What you should do
Pick out every line with the word "Total" and copy it.

——————

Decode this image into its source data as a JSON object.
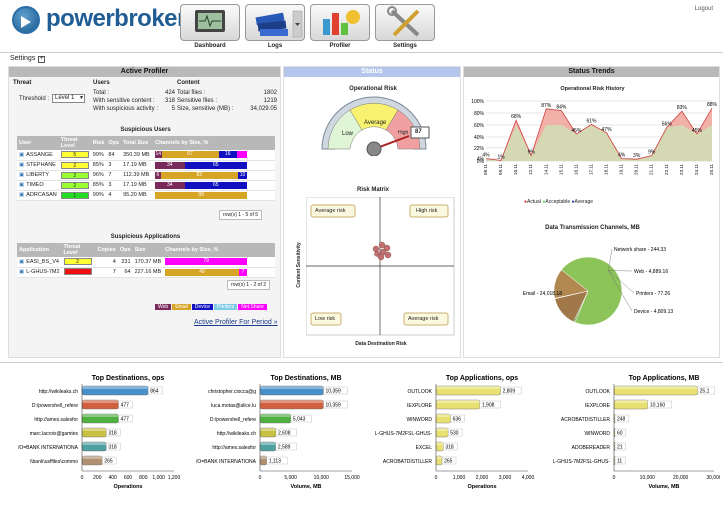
{
  "header": {
    "logo": "powerbroker",
    "logo_reg": "®",
    "logo_dlp": "dlp",
    "logout": "Logout",
    "nav": [
      {
        "label": "Dashboard"
      },
      {
        "label": "Logs"
      },
      {
        "label": "Profiler"
      },
      {
        "label": "Settings"
      }
    ]
  },
  "settings_label": "Settings",
  "settings_toggle": "+",
  "active_profiler": {
    "title": "Active Profiler",
    "headers": [
      "Threat",
      "Users",
      "Content"
    ],
    "threshold_label": "Threshold :",
    "threshold_value": "Level 1",
    "users_stats": [
      {
        "label": "Total :",
        "value": "424"
      },
      {
        "label": "With sensitive content :",
        "value": "318"
      },
      {
        "label": "With suspicious activity :",
        "value": "5"
      }
    ],
    "content_stats": [
      {
        "label": "Total files :",
        "value": "1802"
      },
      {
        "label": "Sensitive files :",
        "value": "1219"
      },
      {
        "label": "Size, sensitive (MB) :",
        "value": "34,029.05"
      }
    ],
    "users_title": "Suspicious Users",
    "users_columns": [
      "User",
      "Threat Level",
      "Risk",
      "Ops",
      "Total Size",
      "Channels by Size, %"
    ],
    "users": [
      {
        "name": "ASSANGE",
        "level": "5",
        "level_color": "#ffff33",
        "risk": "99%",
        "ops": "84",
        "size": "350.39 MB",
        "channels": [
          {
            "v": "14",
            "w": 0.07,
            "c": "#7a2a5a"
          },
          {
            "v": "67",
            "w": 0.62,
            "c": "#d6a526"
          },
          {
            "v": "16",
            "w": 0.2,
            "c": "#1010c0"
          },
          {
            "v": "",
            "w": 0.11,
            "c": "#ff00ff"
          }
        ]
      },
      {
        "name": "STEPHANE",
        "level": "2",
        "level_color": "#ffff33",
        "risk": "85%",
        "ops": "3",
        "size": "17.19 MB",
        "channels": [
          {
            "v": "34",
            "w": 0.32,
            "c": "#7a2a5a"
          },
          {
            "v": "65",
            "w": 0.68,
            "c": "#1010c0"
          }
        ]
      },
      {
        "name": "LIBERTY",
        "level": "2",
        "level_color": "#99ff33",
        "risk": "96%",
        "ops": "7",
        "size": "112.39 MB",
        "channels": [
          {
            "v": "6",
            "w": 0.06,
            "c": "#7a2a5a"
          },
          {
            "v": "83",
            "w": 0.84,
            "c": "#d6a526"
          },
          {
            "v": "10",
            "w": 0.1,
            "c": "#1010c0"
          }
        ]
      },
      {
        "name": "TIMEO",
        "level": "2",
        "level_color": "#99ff33",
        "risk": "85%",
        "ops": "3",
        "size": "17.19 MB",
        "channels": [
          {
            "v": "34",
            "w": 0.32,
            "c": "#7a2a5a"
          },
          {
            "v": "65",
            "w": 0.68,
            "c": "#1010c0"
          }
        ]
      },
      {
        "name": "ADRCASAN",
        "level": "1",
        "level_color": "#22dd22",
        "risk": "99%",
        "ops": "4",
        "size": "95.20 MB",
        "channels": [
          {
            "v": "99",
            "w": 1.0,
            "c": "#d6a526"
          }
        ]
      }
    ],
    "users_pager": "row(s) 1 - 5 of 5",
    "apps_title": "Suspicious Applications",
    "apps_columns": [
      "Application",
      "Threat Level",
      "Copies",
      "Ops",
      "Size",
      "Channels by Size, %"
    ],
    "apps": [
      {
        "name": "EASI_BS_V4",
        "level": "2",
        "level_color": "#ffff33",
        "copies": "4",
        "ops": "231",
        "size": "170.37 MB",
        "channels": [
          {
            "v": "79",
            "w": 1.0,
            "c": "#ff00ff"
          }
        ]
      },
      {
        "name": "L-GHUS-7M2",
        "level": "",
        "level_color": "#ee1111",
        "copies": "7",
        "ops": "64",
        "size": "227.16 MB",
        "channels": [
          {
            "v": "49",
            "w": 0.9,
            "c": "#d6a526"
          },
          {
            "v": "7",
            "w": 0.1,
            "c": "#ff00ff"
          }
        ]
      }
    ],
    "apps_pager": "row(s) 1 - 2 of 2",
    "legend": [
      {
        "label": "Web",
        "color": "#7a2a5a"
      },
      {
        "label": "Email",
        "color": "#d6a526"
      },
      {
        "label": "Device",
        "color": "#1010c0"
      },
      {
        "label": "Printers",
        "color": "#7ecbe6"
      },
      {
        "label": "Net.Share",
        "color": "#ff00ff"
      }
    ],
    "link": "Active Profiler For Period »"
  },
  "status": {
    "title": "Status",
    "risk_title": "Operational Risk",
    "gauge_low": "Low",
    "gauge_avg": "Average",
    "gauge_high": "High",
    "gauge_value": "87",
    "matrix_title": "Risk Matrix",
    "q_tl": "Average risk",
    "q_tr": "High risk",
    "q_bl": "Low risk",
    "q_br": "Average risk",
    "ylabel": "Content Sensitivity",
    "xlabel": "Data Destination Risk"
  },
  "trends": {
    "title": "Status Trends",
    "hist_title": "Operational Risk History",
    "legend": [
      {
        "label": "Actual",
        "color": "#e03030"
      },
      {
        "label": "Acceptable",
        "color": "#66cc66"
      },
      {
        "label": "Average",
        "color": "#2233aa"
      }
    ],
    "pie_title": "Data Transmission Channels, MB"
  },
  "chart_data": [
    {
      "type": "area",
      "title": "Operational Risk History",
      "yticks": [
        "100%",
        "80%",
        "60%",
        "40%",
        "22%",
        "4%",
        "0%"
      ],
      "x": [
        "08.11",
        "09.11",
        "10.11",
        "12.11",
        "14.11",
        "15.11",
        "16.11",
        "17.11",
        "18.11",
        "19.11",
        "20.11",
        "21.11",
        "22.11",
        "23.11",
        "24.11",
        "25.11"
      ],
      "series": [
        {
          "name": "Actual",
          "values": [
            4,
            1,
            68,
            9,
            87,
            84,
            45,
            61,
            47,
            4,
            3,
            9,
            56,
            83,
            45,
            88
          ]
        }
      ]
    },
    {
      "type": "pie",
      "title": "Data Transmission Channels, MB",
      "slices": [
        {
          "label": "Email - 24,018.18",
          "value": 24018.18,
          "color": "#8dc45a"
        },
        {
          "label": "Network share - 244.33",
          "value": 244.33,
          "color": "#6a9a40"
        },
        {
          "label": "Web - 4,889.16",
          "value": 4889.16,
          "color": "#a0784a"
        },
        {
          "label": "Printers - 77.26",
          "value": 77.26,
          "color": "#c8a070"
        },
        {
          "label": "Device - 4,809.13",
          "value": 4809.13,
          "color": "#b08850"
        }
      ]
    },
    {
      "type": "bar",
      "title": "Top Destinations, ops",
      "xlabel": "Operations",
      "xticks": [
        "0",
        "200",
        "400",
        "600",
        "800",
        "1,000",
        "1,200"
      ],
      "xmax": 1200,
      "categories": [
        "http://wikileaks.ch",
        "D:/powershell_refere",
        "http://ames.salesfor",
        "marc.lacroix@gamtes",
        "/O=BANK INTERNATIONA",
        "\\\\bank\\usffiles\\commo"
      ],
      "values": [
        864,
        477,
        477,
        318,
        318,
        265
      ],
      "labels": [
        "864",
        "477",
        "477",
        "318",
        "318",
        "265"
      ],
      "colors": [
        "#4a90c8",
        "#d06040",
        "#50b040",
        "#c8c040",
        "#50a0a0",
        "#b09070"
      ]
    },
    {
      "type": "bar",
      "title": "Top Destinations, MB",
      "xlabel": "Volume, MB",
      "xticks": [
        "0",
        "5,000",
        "10,000",
        "15,000"
      ],
      "xmax": 15000,
      "categories": [
        "christopher.ciocca@g",
        "luca.motas@alice.lu",
        "D:/powershell_refere",
        "http://wikileaks.ch",
        "http://ames.salesfor",
        "/O=BANK INTERNATIONA"
      ],
      "values": [
        10359,
        10359,
        5043,
        2608,
        2589,
        1113
      ],
      "labels": [
        "10,359",
        "10,359",
        "5,043",
        "2,608",
        "2,589",
        "1,113"
      ],
      "colors": [
        "#4a90c8",
        "#d06040",
        "#50b040",
        "#c8c040",
        "#50a0a0",
        "#b09070"
      ]
    },
    {
      "type": "bar",
      "title": "Top Applications, ops",
      "xlabel": "Operations",
      "xticks": [
        "0",
        "1,000",
        "2,000",
        "3,000",
        "4,000"
      ],
      "xmax": 4000,
      "categories": [
        "OUTLOOK",
        "IEXPLORE",
        "WINWORD",
        "L-GHUS-7M2FSL-GHUS-",
        "EXCEL",
        "ACROBATDISTILLER"
      ],
      "values": [
        2809,
        1908,
        636,
        530,
        318,
        265
      ],
      "labels": [
        "2,809",
        "1,908",
        "636",
        "530",
        "318",
        "265"
      ],
      "colors": [
        "#e8e070",
        "#e8e070",
        "#e8e070",
        "#e8e070",
        "#e8e070",
        "#e8e070"
      ]
    },
    {
      "type": "bar",
      "title": "Top Applications, MB",
      "xlabel": "Volume, MB",
      "xticks": [
        "0",
        "10,000",
        "20,000",
        "30,000"
      ],
      "xmax": 30000,
      "categories": [
        "OUTLOOK",
        "IEXPLORE",
        "ACROBATDISTILLER",
        "WINWORD",
        "ADOBEREADER",
        "L-GHUS-7M2FSL-GHUS-"
      ],
      "values": [
        25100,
        10160,
        248,
        60,
        21,
        11
      ],
      "labels": [
        "25,1",
        "10,160",
        "248",
        "60",
        "21",
        "11"
      ],
      "colors": [
        "#e8e070",
        "#e8e070",
        "#e8e070",
        "#e8e070",
        "#e8e070",
        "#e8e070"
      ]
    }
  ]
}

——————

Expected answer
        "label": "Total :",
        "label": "Total files :",
      "Total Size",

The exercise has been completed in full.